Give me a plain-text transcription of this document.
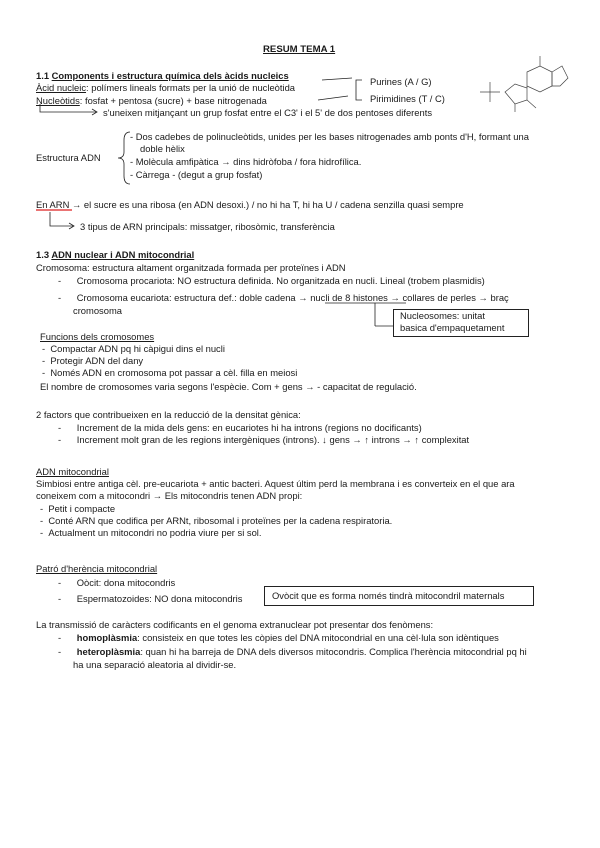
RESUM TEMA 1
1.1 Components i estructura química dels àcids nucleics
Àcid nucleic: polímers lineals formats per la unió de nucleòtida
Nucleòtids: fosfat + pentosa (sucre) + base nitrogenada
Purines (A / G)
Pirimidines (T / C)
s'uneixen mitjançant un grup fosfat entre el C3' i el 5' de dos pentoses diferents
Estructura ADN
- Dos cadebes de polinucleòtids, unides per les bases nitrogenades amb ponts d'H, formant una
doble hèlix
- Molècula amfipàtica → dins hidròfoba / fora hidrofílica.
- Càrrega - (degut a grup fosfat)
En ARN → el sucre es una ribosa (en ADN desoxi.) / no hi ha T, hi ha U / cadena senzilla quasi sempre
3 tipus de ARN principals: missatger, ribosòmic, transferència
1.3 ADN nuclear i ADN mitocondrial
Cromosoma: estructura altament organitzada formada per proteïnes i ADN
-      Cromosoma procariota: NO estructura definida. No organitzada en nucli. Lineal (trobem plasmidis)
-      Cromosoma eucariota: estructura def.: doble cadena → nucli de 8 histones → collares de perles → braç
cromosoma	Nucleosomes: unitat
basica d'empaquetament
Funcions dels cromosomes
-  Compactar ADN pq hi càpigui dins el nucli
-  Protegir ADN del dany
-  Només ADN en cromosoma pot passar a cèl. filla en meiosi
El nombre de cromosomes varia segons l'espècie. Com + gens → - capacitat de regulació.
2 factors que contribueixen en la reducció de la densitat gènica:
-      Increment de la mida dels gens: en eucariotes hi ha introns (regions no docificants)
-      Increment molt gran de les regions intergèniques (introns). ↓ gens → ↑ introns → ↑ complexitat
ADN mitocondrial
Simbiosi entre antiga cèl. pre-eucariota + antic bacteri. Aquest últim perd la membrana i es converteix en el que ara
coneixem com a mitocondri → Els mitocondris tenen ADN propi:
-  Petit i compacte
-  Conté ARN que codifica per ARNt, ribosomal i proteïnes per la cadena respiratoria.
-  Actualment un mitocondri no podria viure per si sol.
Patró d'herència mitocondrial
-      Oòcit: dona mitocondris
-      Espermatozoides: NO dona mitocondris	Ovòcit que es forma només tindrà mitocondril maternals
La transmissió de caràcters codificants en el genoma extranuclear pot presentar dos fenòmens:
-      homoplàsmia: consisteix en que totes les còpies del DNA mitocondrial en una cèl·lula son idèntiques
-      heteroplàsmia: quan hi ha barreja de DNA dels diversos mitocondris. Complica l'herència mitocondrial pq hi
ha una separació aleatoria al dividir-se.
###
- [WORK REQUIRED] Write the records out again in full, exactly, and skip every picture.

- [EXERCISE RESULT]
Give me a plain-text transcription of this document.
RESUM TEMA 1
1.1 Components i estructura química dels àcids nucleics
Àcid nucleic: polímers lineals formats per la unió de nucleòtida
Nucleòtids: fosfat + pentosa (sucre) + base nitrogenada
Purines (A / G)
Pirimidines (T / C)
s'uneixen mitjançant un grup fosfat entre el C3' i el 5' de dos pentoses diferents
Estructura ADN
- Dos cadebes de polinucleòtids, unides per les bases nitrogenades amb ponts d'H, formant una
doble hèlix
- Molècula amfipàtica → dins hidròfoba / fora hidrofílica.
- Càrrega - (degut a grup fosfat)
En ARN → el sucre es una ribosa (en ADN desoxi.) / no hi ha T, hi ha U / cadena senzilla quasi sempre
3 tipus de ARN principals: missatger, ribosòmic, transferència
1.3 ADN nuclear i ADN mitocondrial
Cromosoma: estructura altament organitzada formada per proteïnes i ADN
-      Cromosoma procariota: NO estructura definida. No organitzada en nucli. Lineal (trobem plasmidis)
-      Cromosoma eucariota: estructura def.: doble cadena → nucli de 8 histones → collares de perles → braç
cromosoma	Nucleosomes: unitat
basica d'empaquetament
Funcions dels cromosomes
-  Compactar ADN pq hi càpigui dins el nucli
-  Protegir ADN del dany
-  Només ADN en cromosoma pot passar a cèl. filla en meiosi
El nombre de cromosomes varia segons l'espècie. Com + gens → - capacitat de regulació.
2 factors que contribueixen en la reducció de la densitat gènica:
-      Increment de la mida dels gens: en eucariotes hi ha introns (regions no docificants)
-      Increment molt gran de les regions intergèniques (introns). ↓ gens → ↑ introns → ↑ complexitat
ADN mitocondrial
Simbiosi entre antiga cèl. pre-eucariota + antic bacteri. Aquest últim perd la membrana i es converteix en el que ara
coneixem com a mitocondri → Els mitocondris tenen ADN propi:
-  Petit i compacte
-  Conté ARN que codifica per ARNt, ribosomal i proteïnes per la cadena respiratoria.
-  Actualment un mitocondri no podria viure per si sol.
Patró d'herència mitocondrial
-      Oòcit: dona mitocondris
-      Espermatozoides: NO dona mitocondris	Ovòcit que es forma només tindrà mitocondril maternals
La transmissió de caràcters codificants en el genoma extranuclear pot presentar dos fenòmens:
-      homoplàsmia: consisteix en que totes les còpies del DNA mitocondrial en una cèl·lula son idèntiques
-      heteroplàsmia: quan hi ha barreja de DNA dels diversos mitocondris. Complica l'herència mitocondrial pq hi
ha una separació aleatoria al dividir-se.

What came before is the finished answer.